The records:
* BEGIN *

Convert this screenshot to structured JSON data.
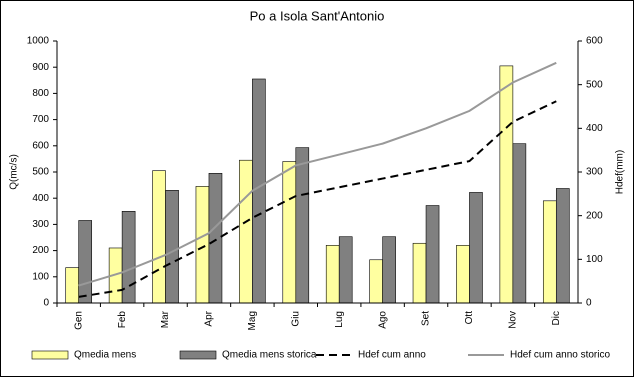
{
  "chart_data": {
    "type": "bar",
    "title": "Po a Isola Sant'Antonio",
    "y_label": "Q(mc/s)",
    "y2_label": "Hdef(mm)",
    "categories": [
      "Gen",
      "Feb",
      "Mar",
      "Apr",
      "Mag",
      "Giu",
      "Lug",
      "Ago",
      "Set",
      "Ott",
      "Nov",
      "Dic"
    ],
    "ylim": [
      0,
      1000
    ],
    "yticks": [
      0,
      100,
      200,
      300,
      400,
      500,
      600,
      700,
      800,
      900,
      1000
    ],
    "y2lim": [
      0,
      600
    ],
    "y2ticks": [
      0,
      100,
      200,
      300,
      400,
      500,
      600
    ],
    "series": [
      {
        "name": "Qmedia mens",
        "type": "bar",
        "color": "#ffffa0",
        "values": [
          135,
          210,
          505,
          445,
          545,
          540,
          220,
          165,
          228,
          220,
          905,
          390
        ]
      },
      {
        "name": "Qmedia mens storica",
        "type": "bar",
        "color": "#808080",
        "values": [
          315,
          350,
          430,
          495,
          855,
          593,
          253,
          253,
          372,
          422,
          608,
          437
        ]
      },
      {
        "name": "Hdef cum anno",
        "type": "line",
        "axis": "y2",
        "dashed": true,
        "color": "#000000",
        "values": [
          14,
          30,
          85,
          135,
          195,
          245,
          265,
          285,
          305,
          325,
          415,
          462
        ]
      },
      {
        "name": "Hdef cum anno storico",
        "type": "line",
        "axis": "y2",
        "dashed": false,
        "color": "#999999",
        "values": [
          40,
          70,
          110,
          160,
          257,
          315,
          340,
          365,
          400,
          440,
          505,
          550
        ]
      }
    ]
  }
}
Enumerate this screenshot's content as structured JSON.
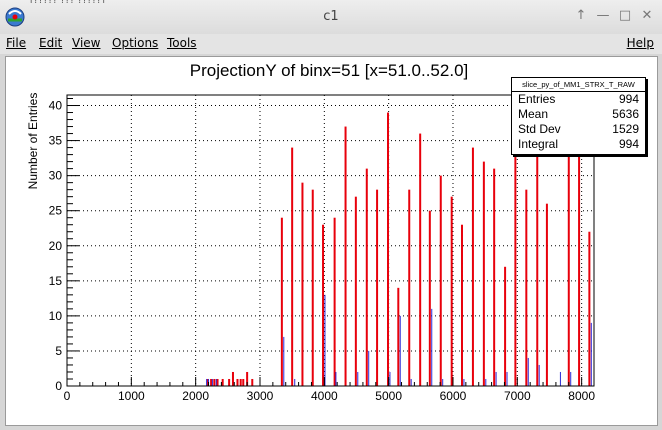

* END *

Above are the records. Copy every line in them holding "Qmedia".

The result:
        "name": "Qmedia mens",
        "name": "Qmedia mens storica",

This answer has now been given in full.